Records from a collection of figures:
########
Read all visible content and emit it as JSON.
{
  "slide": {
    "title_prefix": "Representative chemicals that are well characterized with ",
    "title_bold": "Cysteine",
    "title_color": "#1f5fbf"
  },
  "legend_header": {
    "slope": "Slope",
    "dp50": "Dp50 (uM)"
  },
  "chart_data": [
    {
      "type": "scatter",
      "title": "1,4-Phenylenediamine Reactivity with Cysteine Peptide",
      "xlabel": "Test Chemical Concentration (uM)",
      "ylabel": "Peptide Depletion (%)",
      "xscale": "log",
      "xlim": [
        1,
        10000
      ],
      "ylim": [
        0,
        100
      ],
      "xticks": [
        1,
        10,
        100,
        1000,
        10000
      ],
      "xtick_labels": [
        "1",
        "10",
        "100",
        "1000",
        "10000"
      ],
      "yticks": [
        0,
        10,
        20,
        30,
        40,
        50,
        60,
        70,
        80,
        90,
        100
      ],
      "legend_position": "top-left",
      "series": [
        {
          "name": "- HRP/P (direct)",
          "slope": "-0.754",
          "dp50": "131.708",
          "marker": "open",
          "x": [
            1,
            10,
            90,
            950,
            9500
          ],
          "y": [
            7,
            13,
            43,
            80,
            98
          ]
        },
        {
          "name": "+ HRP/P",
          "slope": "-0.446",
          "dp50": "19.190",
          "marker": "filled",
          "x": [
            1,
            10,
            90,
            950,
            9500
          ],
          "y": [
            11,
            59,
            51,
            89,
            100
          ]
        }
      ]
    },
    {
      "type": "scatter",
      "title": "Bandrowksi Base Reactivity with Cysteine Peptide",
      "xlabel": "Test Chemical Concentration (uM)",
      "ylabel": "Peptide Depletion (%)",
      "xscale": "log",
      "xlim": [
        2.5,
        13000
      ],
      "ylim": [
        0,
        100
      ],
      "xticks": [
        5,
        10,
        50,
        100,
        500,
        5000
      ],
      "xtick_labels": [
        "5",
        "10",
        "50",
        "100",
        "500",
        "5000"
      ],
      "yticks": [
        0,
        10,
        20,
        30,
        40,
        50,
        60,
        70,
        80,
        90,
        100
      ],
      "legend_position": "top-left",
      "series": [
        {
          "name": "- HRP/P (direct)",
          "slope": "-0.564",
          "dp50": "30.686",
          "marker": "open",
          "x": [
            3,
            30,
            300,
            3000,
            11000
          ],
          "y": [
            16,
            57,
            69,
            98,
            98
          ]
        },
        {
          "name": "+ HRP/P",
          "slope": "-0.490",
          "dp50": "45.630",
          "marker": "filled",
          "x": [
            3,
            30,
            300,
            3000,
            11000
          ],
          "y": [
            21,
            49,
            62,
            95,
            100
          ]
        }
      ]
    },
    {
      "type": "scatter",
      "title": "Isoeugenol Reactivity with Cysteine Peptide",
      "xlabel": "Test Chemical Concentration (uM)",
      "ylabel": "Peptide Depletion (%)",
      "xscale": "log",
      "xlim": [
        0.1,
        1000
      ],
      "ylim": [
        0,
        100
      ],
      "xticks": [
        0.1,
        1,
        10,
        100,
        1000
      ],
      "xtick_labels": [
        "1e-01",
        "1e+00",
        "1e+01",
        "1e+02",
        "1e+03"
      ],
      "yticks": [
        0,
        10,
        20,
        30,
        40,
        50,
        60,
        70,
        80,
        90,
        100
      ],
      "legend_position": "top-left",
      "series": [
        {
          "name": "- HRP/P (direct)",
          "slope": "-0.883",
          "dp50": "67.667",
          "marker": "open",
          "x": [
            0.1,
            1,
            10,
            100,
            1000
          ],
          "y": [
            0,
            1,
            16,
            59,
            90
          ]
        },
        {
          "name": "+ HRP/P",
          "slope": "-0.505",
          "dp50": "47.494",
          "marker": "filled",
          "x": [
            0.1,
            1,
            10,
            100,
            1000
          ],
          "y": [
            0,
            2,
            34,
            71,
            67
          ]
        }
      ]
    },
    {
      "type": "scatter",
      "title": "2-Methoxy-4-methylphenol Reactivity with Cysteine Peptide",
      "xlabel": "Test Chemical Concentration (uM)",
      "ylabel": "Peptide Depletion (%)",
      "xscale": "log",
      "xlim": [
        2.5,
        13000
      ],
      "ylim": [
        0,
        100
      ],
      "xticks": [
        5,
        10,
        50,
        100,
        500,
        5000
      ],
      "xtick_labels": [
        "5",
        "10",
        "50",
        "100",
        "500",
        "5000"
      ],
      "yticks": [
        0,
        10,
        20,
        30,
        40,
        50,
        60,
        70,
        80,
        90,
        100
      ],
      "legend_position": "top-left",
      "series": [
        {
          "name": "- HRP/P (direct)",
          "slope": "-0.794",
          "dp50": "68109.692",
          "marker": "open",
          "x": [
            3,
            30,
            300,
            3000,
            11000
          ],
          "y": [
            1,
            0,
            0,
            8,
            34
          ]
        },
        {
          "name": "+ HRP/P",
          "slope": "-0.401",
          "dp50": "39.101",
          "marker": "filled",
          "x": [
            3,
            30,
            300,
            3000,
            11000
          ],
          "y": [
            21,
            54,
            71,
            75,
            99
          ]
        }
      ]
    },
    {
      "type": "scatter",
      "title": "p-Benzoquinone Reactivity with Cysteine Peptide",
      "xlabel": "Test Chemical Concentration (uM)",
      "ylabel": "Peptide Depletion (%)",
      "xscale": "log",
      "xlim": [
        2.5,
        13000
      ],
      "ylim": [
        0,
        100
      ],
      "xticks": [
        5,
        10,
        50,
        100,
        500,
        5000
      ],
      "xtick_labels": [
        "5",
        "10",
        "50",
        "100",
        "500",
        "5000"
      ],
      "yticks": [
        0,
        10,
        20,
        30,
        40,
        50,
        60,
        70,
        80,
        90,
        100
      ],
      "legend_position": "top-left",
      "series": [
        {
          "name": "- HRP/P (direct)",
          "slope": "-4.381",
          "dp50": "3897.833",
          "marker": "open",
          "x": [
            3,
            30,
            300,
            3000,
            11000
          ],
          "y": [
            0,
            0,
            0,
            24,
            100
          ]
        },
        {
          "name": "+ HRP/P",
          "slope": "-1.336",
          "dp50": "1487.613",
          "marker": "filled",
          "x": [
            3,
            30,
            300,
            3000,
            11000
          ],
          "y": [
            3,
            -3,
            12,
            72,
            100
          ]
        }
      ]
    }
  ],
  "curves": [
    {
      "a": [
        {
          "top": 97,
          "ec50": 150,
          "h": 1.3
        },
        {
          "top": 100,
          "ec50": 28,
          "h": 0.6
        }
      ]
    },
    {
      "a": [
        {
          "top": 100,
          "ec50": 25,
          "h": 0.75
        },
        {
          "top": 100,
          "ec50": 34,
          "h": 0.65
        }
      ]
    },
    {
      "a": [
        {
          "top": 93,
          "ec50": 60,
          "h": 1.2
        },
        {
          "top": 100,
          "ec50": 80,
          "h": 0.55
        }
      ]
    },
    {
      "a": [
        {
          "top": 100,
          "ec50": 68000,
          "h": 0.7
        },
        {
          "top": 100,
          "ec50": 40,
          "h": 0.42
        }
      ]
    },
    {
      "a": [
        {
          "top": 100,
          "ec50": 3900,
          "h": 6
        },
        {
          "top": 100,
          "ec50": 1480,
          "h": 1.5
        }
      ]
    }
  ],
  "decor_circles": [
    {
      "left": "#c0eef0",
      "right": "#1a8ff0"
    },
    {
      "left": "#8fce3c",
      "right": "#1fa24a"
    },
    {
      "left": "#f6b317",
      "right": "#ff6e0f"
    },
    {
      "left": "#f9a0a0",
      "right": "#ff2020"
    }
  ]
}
########
Each entry should be reproduced in the output exactly.

> **Your solution**:
Read all visible content and emit it as JSON.
{
  "slide": {
    "title_prefix": "Representative chemicals that are well characterized with ",
    "title_bold": "Cysteine",
    "title_color": "#1f5fbf"
  },
  "legend_header": {
    "slope": "Slope",
    "dp50": "Dp50 (uM)"
  },
  "chart_data": [
    {
      "type": "scatter",
      "title": "1,4-Phenylenediamine Reactivity with Cysteine Peptide",
      "xlabel": "Test Chemical Concentration (uM)",
      "ylabel": "Peptide Depletion (%)",
      "xscale": "log",
      "xlim": [
        1,
        10000
      ],
      "ylim": [
        0,
        100
      ],
      "xticks": [
        1,
        10,
        100,
        1000,
        10000
      ],
      "xtick_labels": [
        "1",
        "10",
        "100",
        "1000",
        "10000"
      ],
      "yticks": [
        0,
        10,
        20,
        30,
        40,
        50,
        60,
        70,
        80,
        90,
        100
      ],
      "legend_position": "top-left",
      "series": [
        {
          "name": "- HRP/P (direct)",
          "slope": "-0.754",
          "dp50": "131.708",
          "marker": "open",
          "x": [
            1,
            10,
            90,
            950,
            9500
          ],
          "y": [
            7,
            13,
            43,
            80,
            98
          ]
        },
        {
          "name": "+ HRP/P",
          "slope": "-0.446",
          "dp50": "19.190",
          "marker": "filled",
          "x": [
            1,
            10,
            90,
            950,
            9500
          ],
          "y": [
            11,
            59,
            51,
            89,
            100
          ]
        }
      ]
    },
    {
      "type": "scatter",
      "title": "Bandrowksi Base Reactivity with Cysteine Peptide",
      "xlabel": "Test Chemical Concentration (uM)",
      "ylabel": "Peptide Depletion (%)",
      "xscale": "log",
      "xlim": [
        2.5,
        13000
      ],
      "ylim": [
        0,
        100
      ],
      "xticks": [
        5,
        10,
        50,
        100,
        500,
        5000
      ],
      "xtick_labels": [
        "5",
        "10",
        "50",
        "100",
        "500",
        "5000"
      ],
      "yticks": [
        0,
        10,
        20,
        30,
        40,
        50,
        60,
        70,
        80,
        90,
        100
      ],
      "legend_position": "top-left",
      "series": [
        {
          "name": "- HRP/P (direct)",
          "slope": "-0.564",
          "dp50": "30.686",
          "marker": "open",
          "x": [
            3,
            30,
            300,
            3000,
            11000
          ],
          "y": [
            16,
            57,
            69,
            98,
            98
          ]
        },
        {
          "name": "+ HRP/P",
          "slope": "-0.490",
          "dp50": "45.630",
          "marker": "filled",
          "x": [
            3,
            30,
            300,
            3000,
            11000
          ],
          "y": [
            21,
            49,
            62,
            95,
            100
          ]
        }
      ]
    },
    {
      "type": "scatter",
      "title": "Isoeugenol Reactivity with Cysteine Peptide",
      "xlabel": "Test Chemical Concentration (uM)",
      "ylabel": "Peptide Depletion (%)",
      "xscale": "log",
      "xlim": [
        0.1,
        1000
      ],
      "ylim": [
        0,
        100
      ],
      "xticks": [
        0.1,
        1,
        10,
        100,
        1000
      ],
      "xtick_labels": [
        "1e-01",
        "1e+00",
        "1e+01",
        "1e+02",
        "1e+03"
      ],
      "yticks": [
        0,
        10,
        20,
        30,
        40,
        50,
        60,
        70,
        80,
        90,
        100
      ],
      "legend_position": "top-left",
      "series": [
        {
          "name": "- HRP/P (direct)",
          "slope": "-0.883",
          "dp50": "67.667",
          "marker": "open",
          "x": [
            0.1,
            1,
            10,
            100,
            1000
          ],
          "y": [
            0,
            1,
            16,
            59,
            90
          ]
        },
        {
          "name": "+ HRP/P",
          "slope": "-0.505",
          "dp50": "47.494",
          "marker": "filled",
          "x": [
            0.1,
            1,
            10,
            100,
            1000
          ],
          "y": [
            0,
            2,
            34,
            71,
            67
          ]
        }
      ]
    },
    {
      "type": "scatter",
      "title": "2-Methoxy-4-methylphenol Reactivity with Cysteine Peptide",
      "xlabel": "Test Chemical Concentration (uM)",
      "ylabel": "Peptide Depletion (%)",
      "xscale": "log",
      "xlim": [
        2.5,
        13000
      ],
      "ylim": [
        0,
        100
      ],
      "xticks": [
        5,
        10,
        50,
        100,
        500,
        5000
      ],
      "xtick_labels": [
        "5",
        "10",
        "50",
        "100",
        "500",
        "5000"
      ],
      "yticks": [
        0,
        10,
        20,
        30,
        40,
        50,
        60,
        70,
        80,
        90,
        100
      ],
      "legend_position": "top-left",
      "series": [
        {
          "name": "- HRP/P (direct)",
          "slope": "-0.794",
          "dp50": "68109.692",
          "marker": "open",
          "x": [
            3,
            30,
            300,
            3000,
            11000
          ],
          "y": [
            1,
            0,
            0,
            8,
            34
          ]
        },
        {
          "name": "+ HRP/P",
          "slope": "-0.401",
          "dp50": "39.101",
          "marker": "filled",
          "x": [
            3,
            30,
            300,
            3000,
            11000
          ],
          "y": [
            21,
            54,
            71,
            75,
            99
          ]
        }
      ]
    },
    {
      "type": "scatter",
      "title": "p-Benzoquinone Reactivity with Cysteine Peptide",
      "xlabel": "Test Chemical Concentration (uM)",
      "ylabel": "Peptide Depletion (%)",
      "xscale": "log",
      "xlim": [
        2.5,
        13000
      ],
      "ylim": [
        0,
        100
      ],
      "xticks": [
        5,
        10,
        50,
        100,
        500,
        5000
      ],
      "xtick_labels": [
        "5",
        "10",
        "50",
        "100",
        "500",
        "5000"
      ],
      "yticks": [
        0,
        10,
        20,
        30,
        40,
        50,
        60,
        70,
        80,
        90,
        100
      ],
      "legend_position": "top-left",
      "series": [
        {
          "name": "- HRP/P (direct)",
          "slope": "-4.381",
          "dp50": "3897.833",
          "marker": "open",
          "x": [
            3,
            30,
            300,
            3000,
            11000
          ],
          "y": [
            0,
            0,
            0,
            24,
            100
          ]
        },
        {
          "name": "+ HRP/P",
          "slope": "-1.336",
          "dp50": "1487.613",
          "marker": "filled",
          "x": [
            3,
            30,
            300,
            3000,
            11000
          ],
          "y": [
            3,
            -3,
            12,
            72,
            100
          ]
        }
      ]
    }
  ],
  "curves": [
    {
      "a": [
        {
          "top": 97,
          "ec50": 150,
          "h": 1.3
        },
        {
          "top": 100,
          "ec50": 28,
          "h": 0.6
        }
      ]
    },
    {
      "a": [
        {
          "top": 100,
          "ec50": 25,
          "h": 0.75
        },
        {
          "top": 100,
          "ec50": 34,
          "h": 0.65
        }
      ]
    },
    {
      "a": [
        {
          "top": 93,
          "ec50": 60,
          "h": 1.2
        },
        {
          "top": 100,
          "ec50": 80,
          "h": 0.55
        }
      ]
    },
    {
      "a": [
        {
          "top": 100,
          "ec50": 68000,
          "h": 0.7
        },
        {
          "top": 100,
          "ec50": 40,
          "h": 0.42
        }
      ]
    },
    {
      "a": [
        {
          "top": 100,
          "ec50": 3900,
          "h": 6
        },
        {
          "top": 100,
          "ec50": 1480,
          "h": 1.5
        }
      ]
    }
  ],
  "decor_circles": [
    {
      "left": "#c0eef0",
      "right": "#1a8ff0"
    },
    {
      "left": "#8fce3c",
      "right": "#1fa24a"
    },
    {
      "left": "#f6b317",
      "right": "#ff6e0f"
    },
    {
      "left": "#f9a0a0",
      "right": "#ff2020"
    }
  ]
}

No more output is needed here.